◆ **YOUR INSTRUCTIONS**
Can you revise the entries so that each "ladder-rung-label" becomes "rung-label" and nothing else changes?

-- begin EXERCISE INPUTS --

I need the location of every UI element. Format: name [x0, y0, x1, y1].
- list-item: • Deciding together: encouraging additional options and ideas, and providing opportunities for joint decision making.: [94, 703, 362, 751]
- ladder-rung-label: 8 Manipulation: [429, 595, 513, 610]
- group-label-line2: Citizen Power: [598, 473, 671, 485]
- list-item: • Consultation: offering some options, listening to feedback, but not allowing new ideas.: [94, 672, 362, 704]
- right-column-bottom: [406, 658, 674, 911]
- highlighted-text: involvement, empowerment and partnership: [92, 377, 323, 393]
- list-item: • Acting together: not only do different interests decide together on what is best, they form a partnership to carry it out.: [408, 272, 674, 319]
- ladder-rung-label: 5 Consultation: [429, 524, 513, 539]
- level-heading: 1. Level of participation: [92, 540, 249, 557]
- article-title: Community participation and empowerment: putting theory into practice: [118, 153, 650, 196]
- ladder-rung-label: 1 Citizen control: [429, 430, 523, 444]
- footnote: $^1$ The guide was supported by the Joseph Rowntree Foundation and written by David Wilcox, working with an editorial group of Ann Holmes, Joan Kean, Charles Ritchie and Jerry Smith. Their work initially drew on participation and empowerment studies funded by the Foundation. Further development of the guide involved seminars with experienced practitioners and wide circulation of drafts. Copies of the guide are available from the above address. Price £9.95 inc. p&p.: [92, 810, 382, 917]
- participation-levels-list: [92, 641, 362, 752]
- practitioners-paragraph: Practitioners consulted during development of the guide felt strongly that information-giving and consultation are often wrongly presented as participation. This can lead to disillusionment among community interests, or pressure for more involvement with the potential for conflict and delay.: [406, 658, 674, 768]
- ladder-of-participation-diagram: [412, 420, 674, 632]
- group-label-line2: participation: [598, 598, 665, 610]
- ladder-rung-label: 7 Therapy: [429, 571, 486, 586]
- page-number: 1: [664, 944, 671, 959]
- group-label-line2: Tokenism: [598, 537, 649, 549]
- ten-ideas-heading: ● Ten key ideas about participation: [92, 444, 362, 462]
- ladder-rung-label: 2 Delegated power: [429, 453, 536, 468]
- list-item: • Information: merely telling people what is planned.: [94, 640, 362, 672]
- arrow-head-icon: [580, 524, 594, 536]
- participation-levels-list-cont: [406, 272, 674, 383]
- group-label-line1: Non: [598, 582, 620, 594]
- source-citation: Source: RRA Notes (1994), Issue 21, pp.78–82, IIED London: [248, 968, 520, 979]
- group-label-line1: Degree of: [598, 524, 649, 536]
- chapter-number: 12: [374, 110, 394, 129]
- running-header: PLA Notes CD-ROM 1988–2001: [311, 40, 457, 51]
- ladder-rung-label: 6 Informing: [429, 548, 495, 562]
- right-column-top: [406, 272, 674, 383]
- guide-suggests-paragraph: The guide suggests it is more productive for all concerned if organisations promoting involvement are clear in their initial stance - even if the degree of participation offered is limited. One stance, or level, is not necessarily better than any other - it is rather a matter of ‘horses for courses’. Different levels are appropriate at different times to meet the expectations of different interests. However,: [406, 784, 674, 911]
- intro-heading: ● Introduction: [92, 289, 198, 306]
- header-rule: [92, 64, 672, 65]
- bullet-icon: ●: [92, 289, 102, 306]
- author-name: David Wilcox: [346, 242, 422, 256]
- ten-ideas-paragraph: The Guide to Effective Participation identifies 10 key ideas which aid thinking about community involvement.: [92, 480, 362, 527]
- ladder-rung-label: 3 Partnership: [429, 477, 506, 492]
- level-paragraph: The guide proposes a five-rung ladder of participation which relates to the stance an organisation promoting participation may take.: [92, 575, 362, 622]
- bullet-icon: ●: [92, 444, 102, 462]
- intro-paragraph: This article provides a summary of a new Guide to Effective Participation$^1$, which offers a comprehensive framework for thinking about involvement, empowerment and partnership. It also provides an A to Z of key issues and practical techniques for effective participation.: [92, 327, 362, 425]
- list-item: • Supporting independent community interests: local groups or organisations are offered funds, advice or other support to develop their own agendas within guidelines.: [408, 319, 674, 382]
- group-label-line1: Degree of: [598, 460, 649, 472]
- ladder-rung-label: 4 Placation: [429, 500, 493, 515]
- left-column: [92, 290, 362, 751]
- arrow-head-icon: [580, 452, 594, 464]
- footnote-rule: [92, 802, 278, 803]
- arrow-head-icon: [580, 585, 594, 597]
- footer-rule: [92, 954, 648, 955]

-- end EXERCISE INPUTS --

◆ **SOLUTION FOR THIS PROBLEM**
I need the location of every UI element. Format: name [x0, y0, x1, y1].
- list-item: • Deciding together: encouraging additional options and ideas, and providing opportunities for joint decision making.: [94, 703, 362, 751]
- rung-label: 8 Manipulation: [429, 595, 513, 610]
- group-label-line2: Citizen Power: [598, 473, 671, 485]
- list-item: • Consultation: offering some options, listening to feedback, but not allowing new ideas.: [94, 672, 362, 704]
- right-column-bottom: [406, 658, 674, 911]
- highlighted-text: involvement, empowerment and partnership: [92, 377, 323, 393]
- list-item: • Acting together: not only do different interests decide together on what is best, they form a partnership to carry it out.: [408, 272, 674, 319]
- rung-label: 5 Consultation: [429, 524, 513, 539]
- level-heading: 1. Level of participation: [92, 540, 249, 557]
- article-title: Community participation and empowerment: putting theory into practice: [118, 153, 650, 196]
- rung-label: 1 Citizen control: [429, 430, 523, 444]
- footnote: $^1$ The guide was supported by the Joseph Rowntree Foundation and written by David Wilcox, working with an editorial group of Ann Holmes, Joan Kean, Charles Ritchie and Jerry Smith. Their work initially drew on participation and empowerment studies funded by the Foundation. Further development of the guide involved seminars with experienced practitioners and wide circulation of drafts. Copies of the guide are available from the above address. Price £9.95 inc. p&p.: [92, 810, 382, 917]
- participation-levels-list: [92, 641, 362, 752]
- practitioners-paragraph: Practitioners consulted during development of the guide felt strongly that information-giving and consultation are often wrongly presented as participation. This can lead to disillusionment among community interests, or pressure for more involvement with the potential for conflict and delay.: [406, 658, 674, 768]
- ladder-of-participation-diagram: [412, 420, 674, 632]
- group-label-line2: participation: [598, 598, 665, 610]
- rung-label: 7 Therapy: [429, 571, 486, 586]
- page-number: 1: [664, 944, 671, 959]
- group-label-line2: Tokenism: [598, 537, 649, 549]
- ten-ideas-heading: ● Ten key ideas about participation: [92, 444, 362, 462]
- rung-label: 2 Delegated power: [429, 453, 536, 468]
- list-item: • Information: merely telling people what is planned.: [94, 640, 362, 672]
- arrow-head-icon: [580, 524, 594, 536]
- participation-levels-list-cont: [406, 272, 674, 383]
- group-label-line1: Non: [598, 582, 620, 594]
- source-citation: Source: RRA Notes (1994), Issue 21, pp.78–82, IIED London: [248, 968, 520, 979]
- group-label-line1: Degree of: [598, 524, 649, 536]
- chapter-number: 12: [374, 110, 394, 129]
- running-header: PLA Notes CD-ROM 1988–2001: [311, 40, 457, 51]
- rung-label: 6 Informing: [429, 548, 495, 562]
- right-column-top: [406, 272, 674, 383]
- guide-suggests-paragraph: The guide suggests it is more productive for all concerned if organisations promoting involvement are clear in their initial stance - even if the degree of participation offered is limited. One stance, or level, is not necessarily better than any other - it is rather a matter of ‘horses for courses’. Different levels are appropriate at different times to meet the expectations of different interests. However,: [406, 784, 674, 911]
- intro-heading: ● Introduction: [92, 289, 198, 306]
- header-rule: [92, 64, 672, 65]
- bullet-icon: ●: [92, 289, 102, 306]
- author-name: David Wilcox: [346, 242, 422, 256]
- ten-ideas-paragraph: The Guide to Effective Participation identifies 10 key ideas which aid thinking about community involvement.: [92, 480, 362, 527]
- rung-label: 3 Partnership: [429, 477, 506, 492]
- level-paragraph: The guide proposes a five-rung ladder of participation which relates to the stance an organisation promoting participation may take.: [92, 575, 362, 622]
- bullet-icon: ●: [92, 444, 102, 462]
- intro-paragraph: This article provides a summary of a new Guide to Effective Participation$^1$, which offers a comprehensive framework for thinking about involvement, empowerment and partnership. It also provides an A to Z of key issues and practical techniques for effective participation.: [92, 327, 362, 425]
- list-item: • Supporting independent community interests: local groups or organisations are offered funds, advice or other support to develop their own agendas within guidelines.: [408, 319, 674, 382]
- group-label-line1: Degree of: [598, 460, 649, 472]
- rung-label: 4 Placation: [429, 500, 493, 515]
- left-column: [92, 290, 362, 751]
- arrow-head-icon: [580, 452, 594, 464]
- footnote-rule: [92, 802, 278, 803]
- arrow-head-icon: [580, 585, 594, 597]
- footer-rule: [92, 954, 648, 955]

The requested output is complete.